> _EXERCISE_
The entries below are to be repeated exactly as they stand.

> _TASK INPUTS_
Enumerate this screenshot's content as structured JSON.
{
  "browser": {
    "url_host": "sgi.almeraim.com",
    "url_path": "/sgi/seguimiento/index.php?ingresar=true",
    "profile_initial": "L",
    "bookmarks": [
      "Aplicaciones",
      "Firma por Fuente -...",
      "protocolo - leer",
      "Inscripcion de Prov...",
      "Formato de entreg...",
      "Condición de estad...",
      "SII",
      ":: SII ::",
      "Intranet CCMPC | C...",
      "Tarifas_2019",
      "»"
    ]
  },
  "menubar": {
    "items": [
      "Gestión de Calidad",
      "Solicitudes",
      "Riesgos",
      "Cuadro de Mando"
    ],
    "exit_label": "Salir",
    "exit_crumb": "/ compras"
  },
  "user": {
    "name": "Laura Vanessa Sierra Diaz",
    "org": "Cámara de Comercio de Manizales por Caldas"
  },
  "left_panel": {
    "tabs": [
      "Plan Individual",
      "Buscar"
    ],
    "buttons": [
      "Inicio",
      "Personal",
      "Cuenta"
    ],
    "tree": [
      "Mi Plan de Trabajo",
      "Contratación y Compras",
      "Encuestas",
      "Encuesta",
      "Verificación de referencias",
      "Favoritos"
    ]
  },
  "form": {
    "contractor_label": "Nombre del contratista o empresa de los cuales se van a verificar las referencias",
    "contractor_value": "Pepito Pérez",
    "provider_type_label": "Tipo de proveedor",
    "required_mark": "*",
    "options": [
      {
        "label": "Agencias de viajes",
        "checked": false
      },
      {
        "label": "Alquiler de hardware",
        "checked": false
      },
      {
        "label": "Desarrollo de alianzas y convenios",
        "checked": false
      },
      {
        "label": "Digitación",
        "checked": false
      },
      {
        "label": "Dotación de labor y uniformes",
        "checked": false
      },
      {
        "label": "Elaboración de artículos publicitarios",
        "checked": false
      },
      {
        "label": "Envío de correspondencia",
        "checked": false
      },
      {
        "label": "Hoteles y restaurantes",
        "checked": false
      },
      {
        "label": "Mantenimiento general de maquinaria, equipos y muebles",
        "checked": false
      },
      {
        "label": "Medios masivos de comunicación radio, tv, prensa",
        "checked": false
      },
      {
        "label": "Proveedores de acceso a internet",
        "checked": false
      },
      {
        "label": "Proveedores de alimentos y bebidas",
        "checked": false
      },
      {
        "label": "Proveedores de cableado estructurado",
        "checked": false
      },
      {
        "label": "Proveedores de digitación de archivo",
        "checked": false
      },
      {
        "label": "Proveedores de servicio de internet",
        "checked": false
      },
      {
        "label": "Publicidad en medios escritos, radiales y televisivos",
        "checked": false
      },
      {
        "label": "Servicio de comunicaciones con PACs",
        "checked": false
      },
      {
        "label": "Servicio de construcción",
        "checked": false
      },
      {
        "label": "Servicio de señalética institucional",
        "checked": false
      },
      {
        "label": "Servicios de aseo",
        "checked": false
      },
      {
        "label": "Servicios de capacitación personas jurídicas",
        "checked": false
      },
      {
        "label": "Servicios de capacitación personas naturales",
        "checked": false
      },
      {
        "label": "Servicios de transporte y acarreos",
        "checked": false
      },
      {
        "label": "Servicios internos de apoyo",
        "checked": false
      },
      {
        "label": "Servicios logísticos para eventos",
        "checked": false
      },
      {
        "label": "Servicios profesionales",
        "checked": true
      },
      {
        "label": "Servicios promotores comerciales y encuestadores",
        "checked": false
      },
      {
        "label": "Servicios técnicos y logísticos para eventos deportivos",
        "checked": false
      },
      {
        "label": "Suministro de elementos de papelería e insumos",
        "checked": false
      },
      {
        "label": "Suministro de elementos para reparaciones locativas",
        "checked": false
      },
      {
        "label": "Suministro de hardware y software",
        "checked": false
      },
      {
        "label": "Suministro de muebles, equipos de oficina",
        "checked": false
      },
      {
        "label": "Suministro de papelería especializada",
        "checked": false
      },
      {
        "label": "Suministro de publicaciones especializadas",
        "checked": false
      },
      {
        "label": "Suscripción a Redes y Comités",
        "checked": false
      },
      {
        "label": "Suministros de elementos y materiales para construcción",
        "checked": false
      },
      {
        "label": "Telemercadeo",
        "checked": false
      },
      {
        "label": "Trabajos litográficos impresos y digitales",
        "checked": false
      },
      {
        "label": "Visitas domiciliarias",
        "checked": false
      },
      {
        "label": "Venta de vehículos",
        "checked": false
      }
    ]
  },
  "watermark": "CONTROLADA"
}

> _THE OUTPUT_
Enumerate this screenshot's content as structured JSON.
{
  "browser": {
    "url_host": "sgi.almeraim.com",
    "url_path": "/sgi/seguimiento/index.php?ingresar=true",
    "profile_initial": "L",
    "bookmarks": [
      "Aplicaciones",
      "Firma por Fuente -...",
      "protocolo - leer",
      "Inscripcion de Prov...",
      "Formato de entreg...",
      "Condición de estad...",
      "SII",
      ":: SII ::",
      "Intranet CCMPC | C...",
      "Tarifas_2019",
      "»"
    ]
  },
  "menubar": {
    "items": [
      "Gestión de Calidad",
      "Solicitudes",
      "Riesgos",
      "Cuadro de Mando"
    ],
    "exit_label": "Salir",
    "exit_crumb": "/ compras"
  },
  "user": {
    "name": "Laura Vanessa Sierra Diaz",
    "org": "Cámara de Comercio de Manizales por Caldas"
  },
  "left_panel": {
    "tabs": [
      "Plan Individual",
      "Buscar"
    ],
    "buttons": [
      "Inicio",
      "Personal",
      "Cuenta"
    ],
    "tree": [
      "Mi Plan de Trabajo",
      "Contratación y Compras",
      "Encuestas",
      "Encuesta",
      "Verificación de referencias",
      "Favoritos"
    ]
  },
  "form": {
    "contractor_label": "Nombre del contratista o empresa de los cuales se van a verificar las referencias",
    "contractor_value": "Pepito Pérez",
    "provider_type_label": "Tipo de proveedor",
    "required_mark": "*",
    "options": [
      {
        "label": "Agencias de viajes",
        "checked": false
      },
      {
        "label": "Alquiler de hardware",
        "checked": false
      },
      {
        "label": "Desarrollo de alianzas y convenios",
        "checked": false
      },
      {
        "label": "Digitación",
        "checked": false
      },
      {
        "label": "Dotación de labor y uniformes",
        "checked": false
      },
      {
        "label": "Elaboración de artículos publicitarios",
        "checked": false
      },
      {
        "label": "Envío de correspondencia",
        "checked": false
      },
      {
        "label": "Hoteles y restaurantes",
        "checked": false
      },
      {
        "label": "Mantenimiento general de maquinaria, equipos y muebles",
        "checked": false
      },
      {
        "label": "Medios masivos de comunicación radio, tv, prensa",
        "checked": false
      },
      {
        "label": "Proveedores de acceso a internet",
        "checked": false
      },
      {
        "label": "Proveedores de alimentos y bebidas",
        "checked": false
      },
      {
        "label": "Proveedores de cableado estructurado",
        "checked": false
      },
      {
        "label": "Proveedores de digitación de archivo",
        "checked": false
      },
      {
        "label": "Proveedores de servicio de internet",
        "checked": false
      },
      {
        "label": "Publicidad en medios escritos, radiales y televisivos",
        "checked": false
      },
      {
        "label": "Servicio de comunicaciones con PACs",
        "checked": false
      },
      {
        "label": "Servicio de construcción",
        "checked": false
      },
      {
        "label": "Servicio de señalética institucional",
        "checked": false
      },
      {
        "label": "Servicios de aseo",
        "checked": false
      },
      {
        "label": "Servicios de capacitación personas jurídicas",
        "checked": false
      },
      {
        "label": "Servicios de capacitación personas naturales",
        "checked": false
      },
      {
        "label": "Servicios de transporte y acarreos",
        "checked": false
      },
      {
        "label": "Servicios internos de apoyo",
        "checked": false
      },
      {
        "label": "Servicios logísticos para eventos",
        "checked": false
      },
      {
        "label": "Servicios profesionales",
        "checked": true
      },
      {
        "label": "Servicios promotores comerciales y encuestadores",
        "checked": false
      },
      {
        "label": "Servicios técnicos y logísticos para eventos deportivos",
        "checked": false
      },
      {
        "label": "Suministro de elementos de papelería e insumos",
        "checked": false
      },
      {
        "label": "Suministro de elementos para reparaciones locativas",
        "checked": false
      },
      {
        "label": "Suministro de hardware y software",
        "checked": false
      },
      {
        "label": "Suministro de muebles, equipos de oficina",
        "checked": false
      },
      {
        "label": "Suministro de papelería especializada",
        "checked": false
      },
      {
        "label": "Suministro de publicaciones especializadas",
        "checked": false
      },
      {
        "label": "Suscripción a Redes y Comités",
        "checked": false
      },
      {
        "label": "Suministros de elementos y materiales para construcción",
        "checked": false
      },
      {
        "label": "Telemercadeo",
        "checked": false
      },
      {
        "label": "Trabajos litográficos impresos y digitales",
        "checked": false
      },
      {
        "label": "Visitas domiciliarias",
        "checked": false
      },
      {
        "label": "Venta de vehículos",
        "checked": false
      }
    ]
  },
  "watermark": "CONTROLADA"
}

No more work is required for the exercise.